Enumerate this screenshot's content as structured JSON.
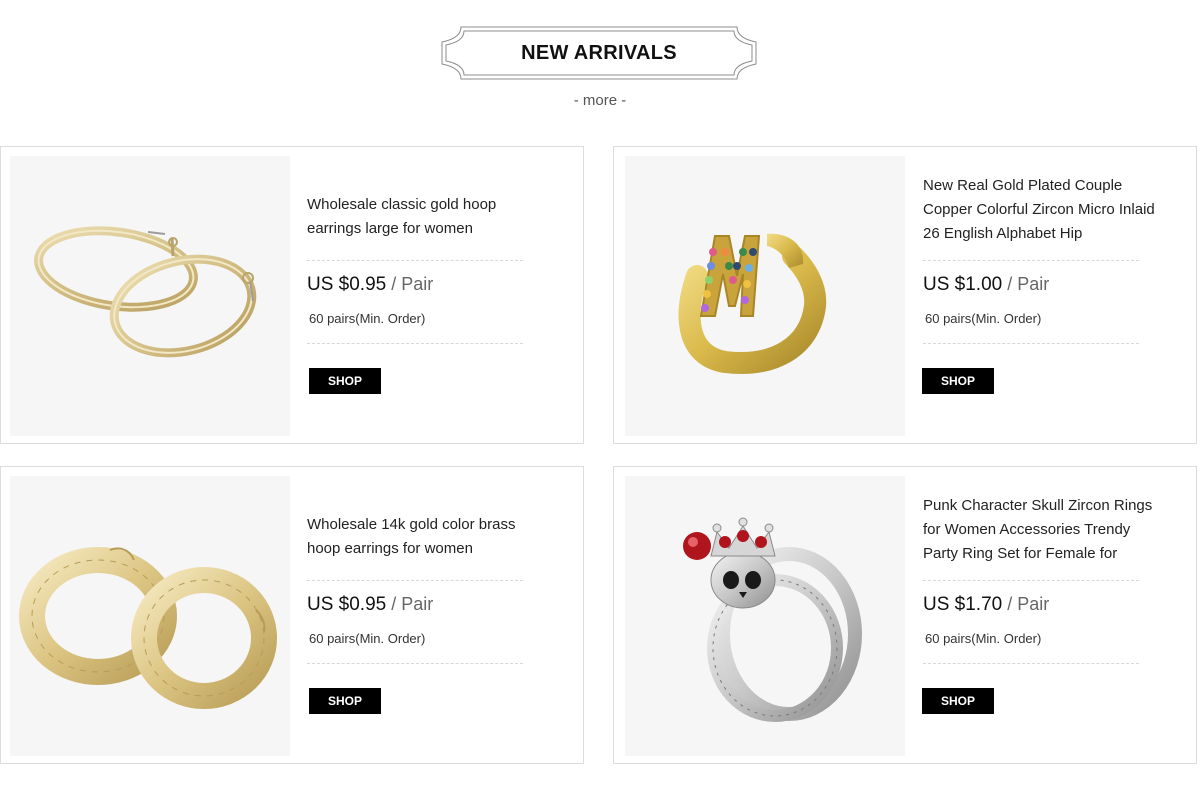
{
  "header": {
    "title": "NEW ARRIVALS",
    "more_label": "- more -"
  },
  "products": [
    {
      "title": "Wholesale classic gold hoop earrings large for women",
      "price": "US $0.95",
      "unit": " / Pair",
      "min_order": "60 pairs(Min. Order)",
      "shop_label": "SHOP",
      "image": "gold-twisted-hoop-earrings"
    },
    {
      "title": "New Real Gold Plated Couple Copper Colorful Zircon Micro Inlaid 26 English Alphabet Hip",
      "price": "US $1.00",
      "unit": " / Pair",
      "min_order": "60 pairs(Min. Order)",
      "shop_label": "SHOP",
      "image": "gold-letter-m-ring"
    },
    {
      "title": "Wholesale 14k gold color brass hoop earrings for women",
      "price": "US $0.95",
      "unit": " / Pair",
      "min_order": "60 pairs(Min. Order)",
      "shop_label": "SHOP",
      "image": "gold-wide-hoop-earrings"
    },
    {
      "title": "Punk Character Skull Zircon Rings for Women Accessories Trendy Party Ring Set for Female for",
      "price": "US $1.70",
      "unit": " / Pair",
      "min_order": "60 pairs(Min. Order)",
      "shop_label": "SHOP",
      "image": "silver-skull-crown-ring-set"
    }
  ],
  "colors": {
    "button": "#000000",
    "gold": "#dcc98e",
    "border": "#dcdcdc"
  }
}
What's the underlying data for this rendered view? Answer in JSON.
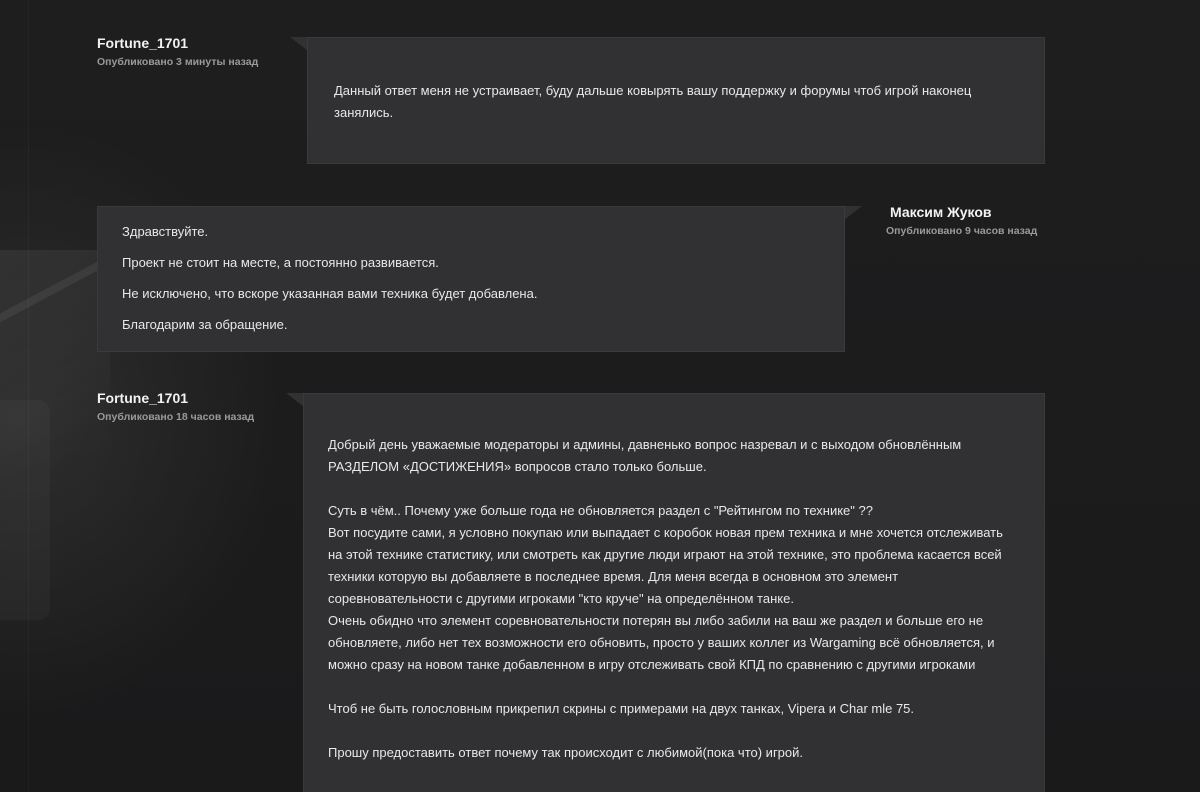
{
  "messages": [
    {
      "author": "Fortune_1701",
      "time": "Опубликовано 3 минуты назад",
      "paragraphs": [
        "Данный ответ меня не устраивает, буду дальше ковырять вашу поддержку и форумы чтоб игрой наконец занялись."
      ]
    },
    {
      "author": "Максим Жуков",
      "time": "Опубликовано 9 часов назад",
      "paragraphs": [
        "Здравствуйте.",
        "Проект не стоит на месте, а постоянно развивается.",
        "Не исключено, что вскоре указанная вами техника будет добавлена.",
        "Благодарим за обращение."
      ]
    },
    {
      "author": "Fortune_1701",
      "time": "Опубликовано 18 часов назад",
      "paragraphs": [
        "Добрый день уважаемые модераторы и админы, давненько вопрос назревал и с выходом обновлённым РАЗДЕЛОМ «ДОСТИЖЕНИЯ» вопросов стало только больше.",
        "Суть в чём.. Почему уже больше года не обновляется раздел с \"Рейтингом по технике\" ??\nВот посудите сами, я условно покупаю или выпадает с коробок новая прем техника и мне хочется отслеживать на этой технике статистику, или смотреть как другие люди играют на этой технике, это проблема касается всей техники которую вы добавляете в последнее время. Для меня всегда в основном это элемент соревновательности с другими игроками \"кто круче\" на определённом танке.\nОчень обидно что элемент соревновательности потерян вы либо забили на ваш же раздел и больше его не обновляете, либо нет тех возможности его обновить, просто у ваших коллег из Wargaming всё обновляется, и можно сразу на новом танке добавленном в игру отслеживать свой КПД по сравнению с другими игроками",
        "Чтоб не быть голословным прикрепил скрины с примерами на двух танках, Vipera и Char mle 75.",
        "Прошу предоставить ответ почему так происходит с любимой(пока что) игрой."
      ]
    }
  ]
}
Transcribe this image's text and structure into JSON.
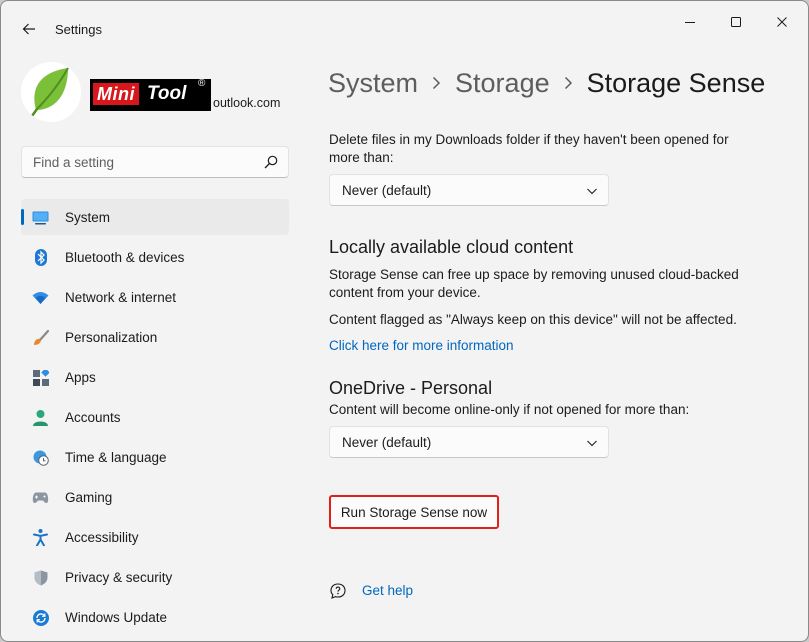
{
  "window": {
    "title": "Settings"
  },
  "account": {
    "email_suffix": "outlook.com",
    "logo": {
      "word1": "Mini",
      "word2": "Tool",
      "mark": "®"
    }
  },
  "search": {
    "placeholder": "Find a setting",
    "value": ""
  },
  "sidebar": {
    "items": [
      {
        "label": "System",
        "icon": "system-icon",
        "selected": true
      },
      {
        "label": "Bluetooth & devices",
        "icon": "bluetooth-icon"
      },
      {
        "label": "Network & internet",
        "icon": "wifi-icon"
      },
      {
        "label": "Personalization",
        "icon": "brush-icon"
      },
      {
        "label": "Apps",
        "icon": "apps-icon"
      },
      {
        "label": "Accounts",
        "icon": "person-icon"
      },
      {
        "label": "Time & language",
        "icon": "globe-clock-icon"
      },
      {
        "label": "Gaming",
        "icon": "gamepad-icon"
      },
      {
        "label": "Accessibility",
        "icon": "accessibility-icon"
      },
      {
        "label": "Privacy & security",
        "icon": "shield-icon"
      },
      {
        "label": "Windows Update",
        "icon": "update-icon"
      }
    ]
  },
  "breadcrumb": [
    "System",
    "Storage",
    "Storage Sense"
  ],
  "content": {
    "downloads_desc_line1": "Delete files in my Downloads folder if they haven't been opened for",
    "downloads_desc_line2": "more than:",
    "downloads_dropdown": "Never (default)",
    "cloud_heading": "Locally available cloud content",
    "cloud_desc_line1": "Storage Sense can free up space by removing unused cloud-backed",
    "cloud_desc_line2": "content from your device.",
    "cloud_note": "Content flagged as \"Always keep on this device\" will not be affected.",
    "cloud_link": "Click here for more information",
    "onedrive_heading": "OneDrive - Personal",
    "onedrive_desc": "Content will become online-only if not opened for more than:",
    "onedrive_dropdown": "Never (default)",
    "run_button": "Run Storage Sense now",
    "help_link": "Get help"
  },
  "colors": {
    "accent": "#0067c0",
    "highlight_box": "#e0201b",
    "logo_red": "#d8161c"
  }
}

# The request
Working from the lines above, reproduce the material exactly and exclude its pictures.

# Solution to this problem
Enumerate this screenshot's content as structured JSON.
{
  "header": {
    "title": "NEW ARRIVALS",
    "more_label": "- more -"
  },
  "products": [
    {
      "title": "Wholesale classic gold hoop earrings large for women",
      "price": "US $0.95",
      "unit": " / Pair",
      "min_order": "60 pairs(Min. Order)",
      "shop_label": "SHOP",
      "image": "gold-twisted-hoop-earrings"
    },
    {
      "title": "New Real Gold Plated Couple Copper Colorful Zircon Micro Inlaid 26 English Alphabet Hip",
      "price": "US $1.00",
      "unit": " / Pair",
      "min_order": "60 pairs(Min. Order)",
      "shop_label": "SHOP",
      "image": "gold-letter-m-ring"
    },
    {
      "title": "Wholesale 14k gold color brass hoop earrings for women",
      "price": "US $0.95",
      "unit": " / Pair",
      "min_order": "60 pairs(Min. Order)",
      "shop_label": "SHOP",
      "image": "gold-wide-hoop-earrings"
    },
    {
      "title": "Punk Character Skull Zircon Rings for Women Accessories Trendy Party Ring Set for Female for",
      "price": "US $1.70",
      "unit": " / Pair",
      "min_order": "60 pairs(Min. Order)",
      "shop_label": "SHOP",
      "image": "silver-skull-crown-ring-set"
    }
  ],
  "colors": {
    "button": "#000000",
    "gold": "#dcc98e",
    "border": "#dcdcdc"
  }
}
What's the underlying data for this rendered view? Answer in JSON.
{
  "messages": [
    {
      "author": "Fortune_1701",
      "time": "Опубликовано 3 минуты назад",
      "paragraphs": [
        "Данный ответ меня не устраивает, буду дальше ковырять вашу поддержку и форумы чтоб игрой наконец занялись."
      ]
    },
    {
      "author": "Максим Жуков",
      "time": "Опубликовано 9 часов назад",
      "paragraphs": [
        "Здравствуйте.",
        "Проект не стоит на месте, а постоянно развивается.",
        "Не исключено, что вскоре указанная вами техника будет добавлена.",
        "Благодарим за обращение."
      ]
    },
    {
      "author": "Fortune_1701",
      "time": "Опубликовано 18 часов назад",
      "paragraphs": [
        "Добрый день уважаемые модераторы и админы, давненько вопрос назревал и с выходом обновлённым РАЗДЕЛОМ «ДОСТИЖЕНИЯ» вопросов стало только больше.",
        "Суть в чём.. Почему уже больше года не обновляется раздел с \"Рейтингом по технике\" ??\nВот посудите сами, я условно покупаю или выпадает с коробок новая прем техника и мне хочется отслеживать на этой технике статистику, или смотреть как другие люди играют на этой технике, это проблема касается всей техники которую вы добавляете в последнее время. Для меня всегда в основном это элемент соревновательности с другими игроками \"кто круче\" на определённом танке.\nОчень обидно что элемент соревновательности потерян вы либо забили на ваш же раздел и больше его не обновляете, либо нет тех возможности его обновить, просто у ваших коллег из Wargaming всё обновляется, и можно сразу на новом танке добавленном в игру отслеживать свой КПД по сравнению с другими игроками",
        "Чтоб не быть голословным прикрепил скрины с примерами на двух танках, Vipera и Char mle 75.",
        "Прошу предоставить ответ почему так происходит с любимой(пока что) игрой."
      ]
    }
  ]
}
Transcribe this image's text and structure into JSON.
{
  "window": {
    "title": "Settings"
  },
  "account": {
    "email_suffix": "outlook.com",
    "logo": {
      "word1": "Mini",
      "word2": "Tool",
      "mark": "®"
    }
  },
  "search": {
    "placeholder": "Find a setting",
    "value": ""
  },
  "sidebar": {
    "items": [
      {
        "label": "System",
        "icon": "system-icon",
        "selected": true
      },
      {
        "label": "Bluetooth & devices",
        "icon": "bluetooth-icon"
      },
      {
        "label": "Network & internet",
        "icon": "wifi-icon"
      },
      {
        "label": "Personalization",
        "icon": "brush-icon"
      },
      {
        "label": "Apps",
        "icon": "apps-icon"
      },
      {
        "label": "Accounts",
        "icon": "person-icon"
      },
      {
        "label": "Time & language",
        "icon": "globe-clock-icon"
      },
      {
        "label": "Gaming",
        "icon": "gamepad-icon"
      },
      {
        "label": "Accessibility",
        "icon": "accessibility-icon"
      },
      {
        "label": "Privacy & security",
        "icon": "shield-icon"
      },
      {
        "label": "Windows Update",
        "icon": "update-icon"
      }
    ]
  },
  "breadcrumb": [
    "System",
    "Storage",
    "Storage Sense"
  ],
  "content": {
    "downloads_desc_line1": "Delete files in my Downloads folder if they haven't been opened for",
    "downloads_desc_line2": "more than:",
    "downloads_dropdown": "Never (default)",
    "cloud_heading": "Locally available cloud content",
    "cloud_desc_line1": "Storage Sense can free up space by removing unused cloud-backed",
    "cloud_desc_line2": "content from your device.",
    "cloud_note": "Content flagged as \"Always keep on this device\" will not be affected.",
    "cloud_link": "Click here for more information",
    "onedrive_heading": "OneDrive - Personal",
    "onedrive_desc": "Content will become online-only if not opened for more than:",
    "onedrive_dropdown": "Never (default)",
    "run_button": "Run Storage Sense now",
    "help_link": "Get help"
  },
  "colors": {
    "accent": "#0067c0",
    "highlight_box": "#e0201b",
    "logo_red": "#d8161c"
  }
}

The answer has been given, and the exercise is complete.